(Stored data)
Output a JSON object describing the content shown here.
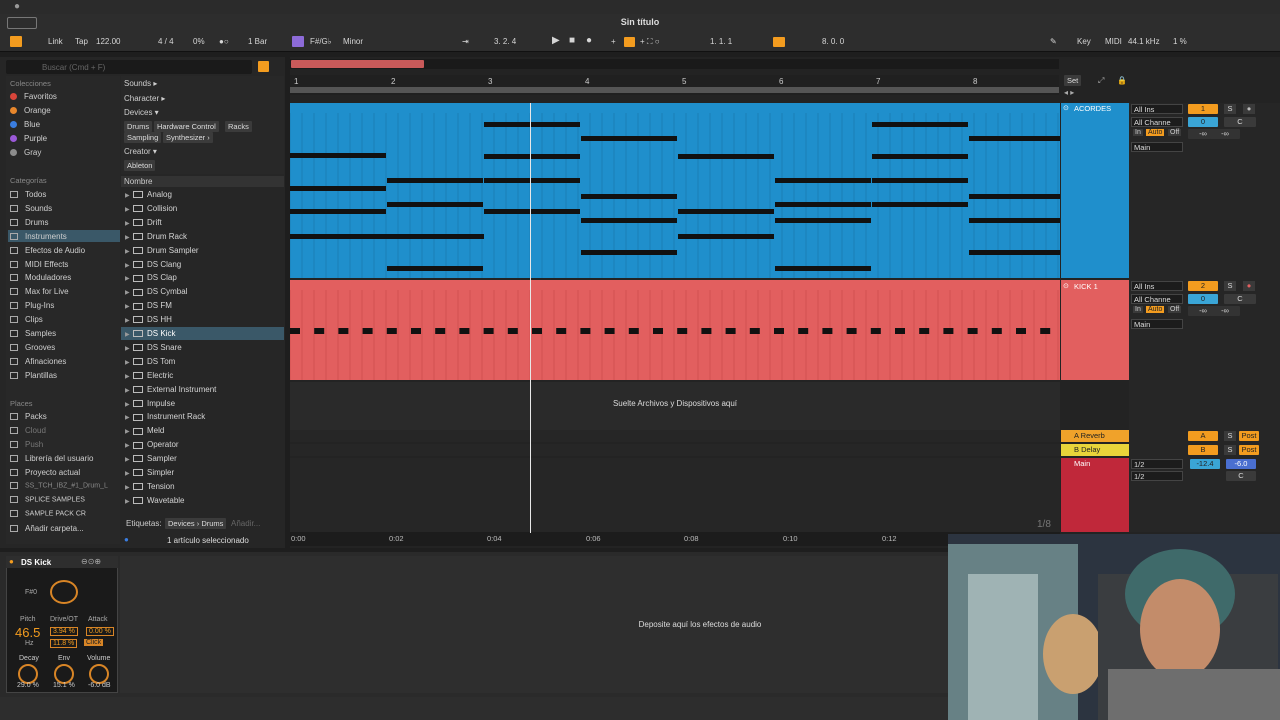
{
  "app": {
    "title": "Sin título"
  },
  "control_bar": {
    "link": "Link",
    "tap": "Tap",
    "tempo": "122.00",
    "signature": "4 / 4",
    "percent": "0%",
    "quantize": "1 Bar",
    "key": "F#/G♭",
    "scale": "Minor",
    "position": "3.  2.  4",
    "loop_start": "1.  1.  1",
    "loop_length": "8.  0.  0",
    "key_btn": "Key",
    "midi_btn": "MIDI",
    "sample_rate": "44.1 kHz",
    "cpu": "1 %"
  },
  "browser": {
    "search_placeholder": "Buscar (Cmd + F)",
    "collections_head": "Colecciones",
    "collections": [
      {
        "label": "Favoritos",
        "color": "#d8453a"
      },
      {
        "label": "Orange",
        "color": "#e8872c"
      },
      {
        "label": "Blue",
        "color": "#3a7de0"
      },
      {
        "label": "Purple",
        "color": "#9b59d8"
      },
      {
        "label": "Gray",
        "color": "#8c8c8c"
      }
    ],
    "categories_head": "Categorías",
    "categories": [
      "Todos",
      "Sounds",
      "Drums",
      "Instruments",
      "Efectos de Audio",
      "MIDI Effects",
      "Moduladores",
      "Max for Live",
      "Plug-Ins",
      "Clips",
      "Samples",
      "Grooves",
      "Afinaciones",
      "Plantillas"
    ],
    "places_head": "Places",
    "places": [
      "Packs",
      "Cloud",
      "Push",
      "Librería del usuario",
      "Proyecto actual",
      "SS_TCH_IBZ_#1_Drum_L",
      "SPLICE SAMPLES",
      "SAMPLE PACK CR",
      "Añadir carpeta..."
    ],
    "filters": {
      "sounds": "Sounds ▸",
      "character": "Character ▸",
      "devices": "Devices ▾",
      "device_tags": [
        "Drums",
        "Hardware Control",
        "Racks",
        "Sampling",
        "Synthesizer ›"
      ],
      "creator": "Creator ▾",
      "creator_tags": [
        "Ableton"
      ]
    },
    "name_header": "Nombre",
    "items": [
      "Analog",
      "Collision",
      "Drift",
      "Drum Rack",
      "Drum Sampler",
      "DS Clang",
      "DS Clap",
      "DS Cymbal",
      "DS FM",
      "DS HH",
      "DS Kick",
      "DS Snare",
      "DS Tom",
      "Electric",
      "External Instrument",
      "Impulse",
      "Instrument Rack",
      "Meld",
      "Operator",
      "Sampler",
      "Simpler",
      "Tension",
      "Wavetable"
    ],
    "tags_label": "Etiquetas:",
    "tags_path": "Devices › Drums",
    "tags_add": "Añadir...",
    "status": "1 artículo seleccionado"
  },
  "arrangement": {
    "ruler": [
      "1",
      "2",
      "3",
      "4",
      "5",
      "6",
      "7",
      "8"
    ],
    "times": [
      "0:00",
      "0:02",
      "0:04",
      "0:06",
      "0:08",
      "0:10",
      "0:12"
    ],
    "set_btn": "Set",
    "drop_text": "Suelte Archivos y Dispositivos aquí",
    "zoom_label": "1/8",
    "colors": {
      "acordes": "#1f8fcc",
      "kick": "#e25f5f",
      "main": "#c0283a",
      "reverb": "#f0a22a",
      "delay": "#e9d43a"
    }
  },
  "tracks": [
    {
      "name": "ACORDES",
      "input": "All Ins",
      "channel": "All Channe",
      "num": "1",
      "vol": "0",
      "pan": "C",
      "out": "Main"
    },
    {
      "name": "KICK 1",
      "input": "All Ins",
      "channel": "All Channe",
      "num": "2",
      "vol": "0",
      "pan": "C",
      "out": "Main"
    }
  ],
  "returns": [
    {
      "name": "A Reverb",
      "letter": "A"
    },
    {
      "name": "B Delay",
      "letter": "B"
    }
  ],
  "master": {
    "name": "Main",
    "sel1": "1/2",
    "sel2": "1/2",
    "vol": "-12.4",
    "vol2": "-6.0",
    "pan": "C"
  },
  "mixer_labels": {
    "solo": "S",
    "post": "Post",
    "in": "In",
    "auto": "Auto",
    "off": "Off",
    "inf": "-∞"
  },
  "device": {
    "name": "DS Kick",
    "note": "F#0",
    "pitch_label": "Pitch",
    "pitch": "46.5",
    "pitch_unit": "Hz",
    "drive_label": "Drive/OT",
    "drive": "3.94 %",
    "drive2": "11.8 %",
    "attack_label": "Attack",
    "attack": "0.00 %",
    "click": "Click",
    "decay_label": "Decay",
    "decay": "29.0 %",
    "env_label": "Env",
    "env": "15.1 %",
    "volume_label": "Volume",
    "volume": "-6.0 dB"
  },
  "fx_drop": "Deposite aquí los efectos de audio"
}
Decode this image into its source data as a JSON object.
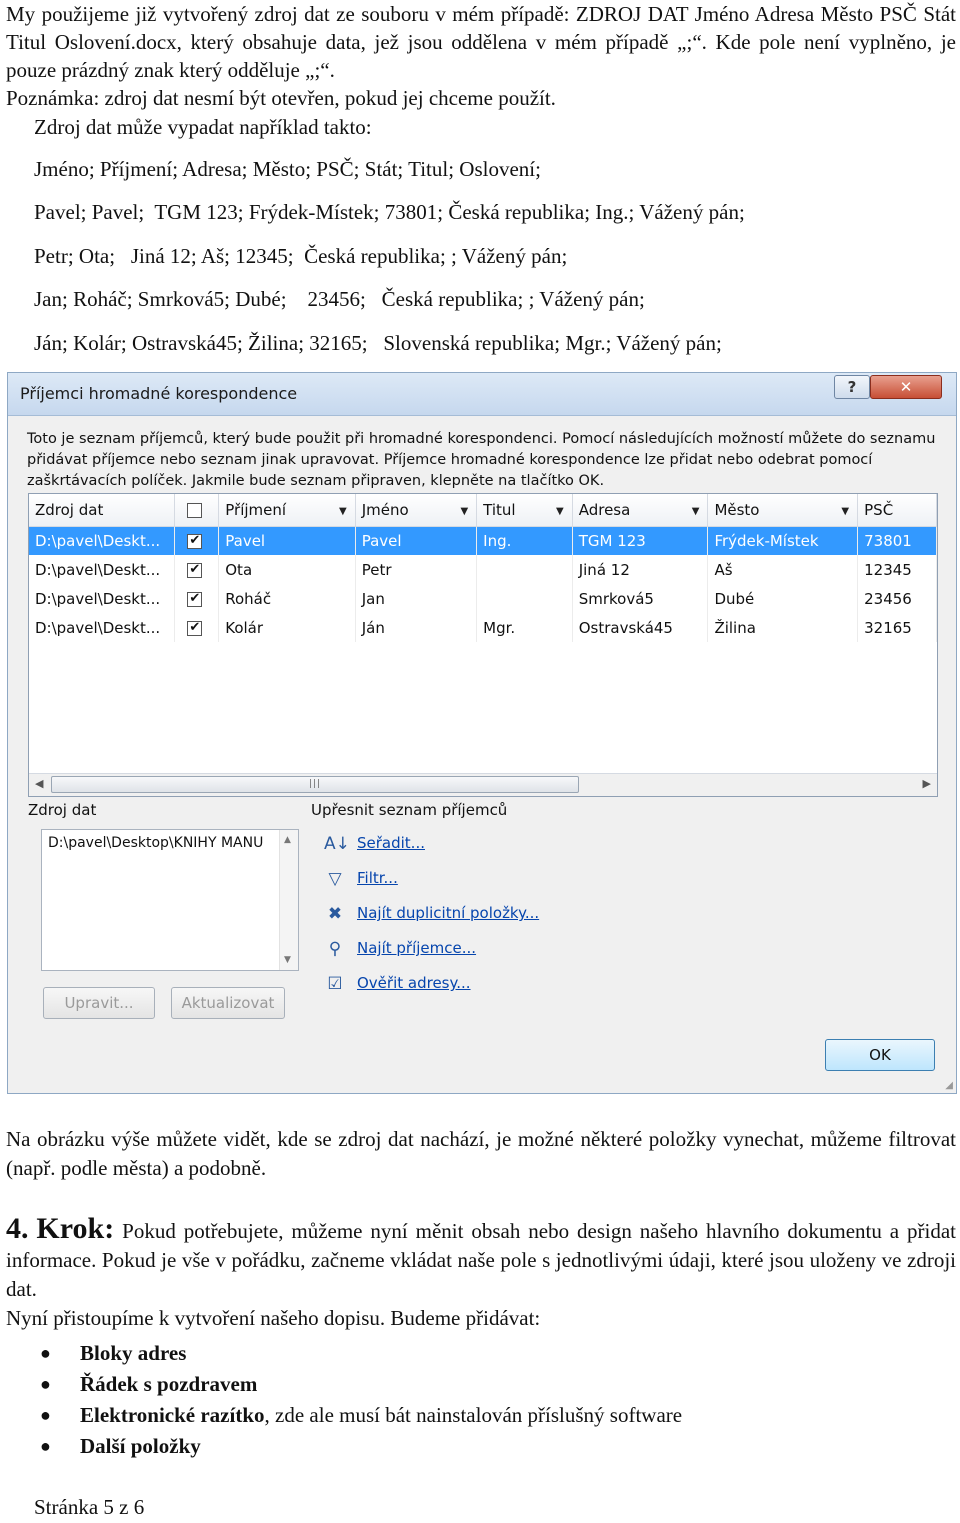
{
  "intro": {
    "line1": "My použijeme již vytvořený zdroj dat ze souboru v mém případě: ZDROJ DAT Jméno Adresa Město PSČ Stát Titul Oslovení.docx, který obsahuje data, jež jsou oddělena v mém případě „;“. Kde pole není vyplněno, je pouze prázdný znak který odděluje „;“.",
    "line2": "Poznámka: zdroj dat nesmí být otevřen, pokud jej chceme použít."
  },
  "example": {
    "title": "Zdroj dat může vypadat například takto:",
    "rows": [
      "Jméno; Příjmení; Adresa; Město; PSČ; Stát; Titul; Oslovení;",
      "Pavel; Pavel;  TGM 123; Frýdek-Místek; 73801; Česká republika; Ing.; Vážený pán;",
      "Petr; Ota;   Jiná 12; Aš; 12345;  Česká republika; ; Vážený pán;",
      "Jan; Roháč; Smrková5; Dubé;    23456;   Česká republika; ; Vážený pán;",
      "Ján; Kolár; Ostravská45; Žilina; 32165;   Slovenská republika; Mgr.; Vážený pán;"
    ]
  },
  "dialog": {
    "title": "Příjemci hromadné korespondence",
    "help_label": "?",
    "close_label": "✕",
    "description": "Toto je seznam příjemců, který bude použit při hromadné korespondenci. Pomocí následujících možností můžete do seznamu přidávat příjemce nebo seznam jinak upravovat. Příjemce hromadné korespondence lze přidat nebo odebrat pomocí zaškrtávacích políček. Jakmile bude seznam připraven, klepněte na tlačítko OK.",
    "columns": [
      "Zdroj dat",
      "",
      "Příjmení",
      "Jméno",
      "Titul",
      "Adresa",
      "Město",
      "PSČ"
    ],
    "rows": [
      {
        "source": "D:\\pavel\\Deskt...",
        "checked": "✔",
        "surname": "Pavel",
        "name": "Pavel",
        "title": "Ing.",
        "address": "TGM 123",
        "city": "Frýdek-Místek",
        "zip": "73801"
      },
      {
        "source": "D:\\pavel\\Deskt...",
        "checked": "✔",
        "surname": "Ota",
        "name": "Petr",
        "title": "",
        "address": "Jiná 12",
        "city": "Aš",
        "zip": "12345"
      },
      {
        "source": "D:\\pavel\\Deskt...",
        "checked": "✔",
        "surname": "Roháč",
        "name": "Jan",
        "title": "",
        "address": "Smrková5",
        "city": "Dubé",
        "zip": "23456"
      },
      {
        "source": "D:\\pavel\\Deskt...",
        "checked": "✔",
        "surname": "Kolár",
        "name": "Ján",
        "title": "Mgr.",
        "address": "Ostravská45",
        "city": "Žilina",
        "zip": "32165"
      }
    ],
    "selected_row": 0,
    "source_label": "Zdroj dat",
    "source_item": "D:\\pavel\\Desktop\\KNIHY MANU",
    "refine_label": "Upřesnit seznam příjemců",
    "refine_items": [
      {
        "label": "Seřadit...",
        "icon": "sort-icon",
        "glyph": "A↓"
      },
      {
        "label": "Filtr...",
        "icon": "filter-icon",
        "glyph": "▽"
      },
      {
        "label": "Najít duplicitní položky...",
        "icon": "duplicates-icon",
        "glyph": "✖"
      },
      {
        "label": "Najít příjemce...",
        "icon": "find-recipient-icon",
        "glyph": "⚲"
      },
      {
        "label": "Ověřit adresy...",
        "icon": "validate-icon",
        "glyph": "☑"
      }
    ],
    "edit_label": "Upravit...",
    "refresh_label": "Aktualizovat",
    "ok_label": "OK"
  },
  "after_dialog": "Na obrázku výše můžete vidět, kde se zdroj dat nachází, je možné některé položky vynechat, můžeme filtrovat (např. podle města) a podobně.",
  "step": {
    "number": "4.",
    "word": "Krok:",
    "text": "Pokud potřebujete, můžeme nyní měnit obsah nebo design našeho hlavního dokumentu a přidat informace. Pokud je vše v pořádku, začneme vkládat naše pole s jednotlivými údaji, které jsou uloženy ve zdroji dat.",
    "next": "Nyní přistoupíme k vytvoření našeho dopisu. Budeme přidávat:"
  },
  "bullets": [
    {
      "bold": "Bloky adres",
      "rest": ""
    },
    {
      "bold": "Řádek s pozdravem",
      "rest": ""
    },
    {
      "bold": "Elektronické razítko",
      "rest": ", zde ale musí bát nainstalován příslušný software"
    },
    {
      "bold": "Další položky",
      "rest": ""
    }
  ],
  "footer": "Stránka 5 z 6"
}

TASK: Isolate the lines that hold the word "příjemce" and copy all of them.

COMPLETED TASK:
    "description": "Toto je seznam příjemců, který bude použit při hromadné korespondenci. Pomocí následujících možností můžete do seznamu přidávat příjemce nebo seznam jinak upravovat. Příjemce hromadné korespondence lze přidat nebo odebrat pomocí zaškrtávacích políček. Jakmile bude seznam připraven, klepněte na tlačítko OK.",
        "label": "Najít příjemce...",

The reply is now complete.